Task to carry out
Go through the material below and copy all lines with "learning".
----
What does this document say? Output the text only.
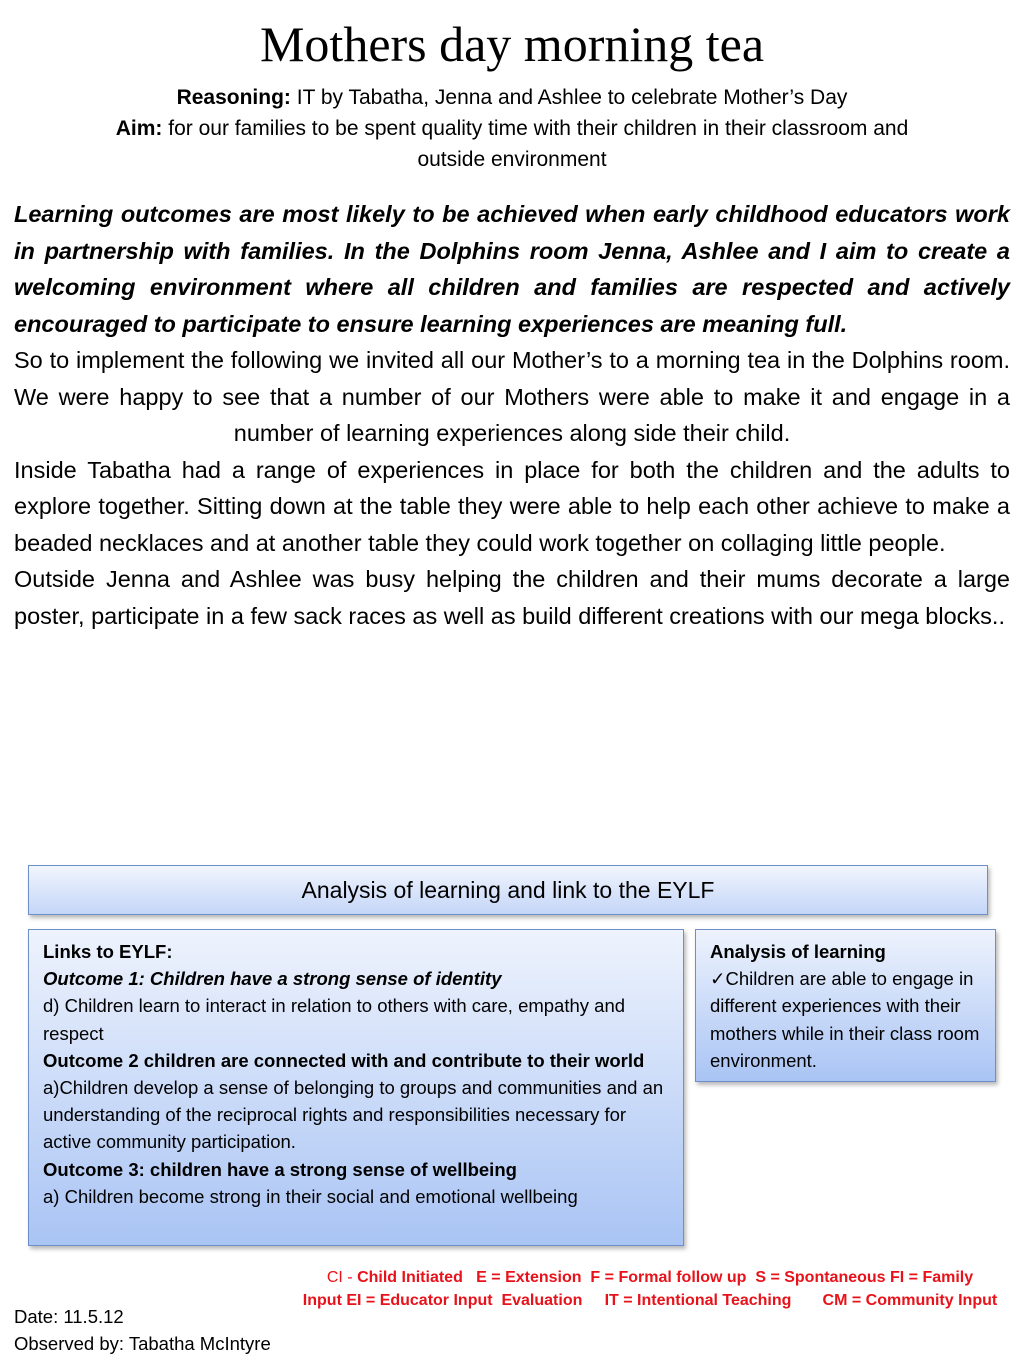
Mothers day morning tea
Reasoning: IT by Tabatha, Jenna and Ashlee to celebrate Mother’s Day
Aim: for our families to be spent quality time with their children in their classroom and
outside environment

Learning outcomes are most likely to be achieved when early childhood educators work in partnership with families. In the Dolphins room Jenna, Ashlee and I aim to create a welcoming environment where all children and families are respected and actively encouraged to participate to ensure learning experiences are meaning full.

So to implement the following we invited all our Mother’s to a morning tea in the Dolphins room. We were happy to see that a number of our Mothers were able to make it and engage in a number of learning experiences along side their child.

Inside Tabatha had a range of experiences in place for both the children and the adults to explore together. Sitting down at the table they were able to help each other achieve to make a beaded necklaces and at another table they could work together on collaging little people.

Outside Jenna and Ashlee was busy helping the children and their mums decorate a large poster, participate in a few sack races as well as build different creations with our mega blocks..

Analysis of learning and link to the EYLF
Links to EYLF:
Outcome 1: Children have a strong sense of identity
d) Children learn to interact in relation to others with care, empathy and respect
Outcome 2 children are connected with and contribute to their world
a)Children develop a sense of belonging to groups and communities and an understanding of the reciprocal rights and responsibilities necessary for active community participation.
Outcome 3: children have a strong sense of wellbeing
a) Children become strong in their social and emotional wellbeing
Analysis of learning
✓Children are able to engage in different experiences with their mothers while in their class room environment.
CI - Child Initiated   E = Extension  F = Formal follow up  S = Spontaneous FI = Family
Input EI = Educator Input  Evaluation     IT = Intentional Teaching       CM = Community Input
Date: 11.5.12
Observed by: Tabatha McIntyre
----
Exercise answer
Learning outcomes are most likely to be achieved when early childhood educators work in partnership with families. In the Dolphins room Jenna, Ashlee and I aim to create a welcoming environment where all children and families are respected and actively encouraged to participate to ensure learning experiences are meaning full.
So to implement the following we invited all our Mother’s to a morning tea in the Dolphins room. We were happy to see that a number of our Mothers were able to make it and engage in a number of learning experiences along side their child.
Analysis of learning and link to the EYLF
Analysis of learning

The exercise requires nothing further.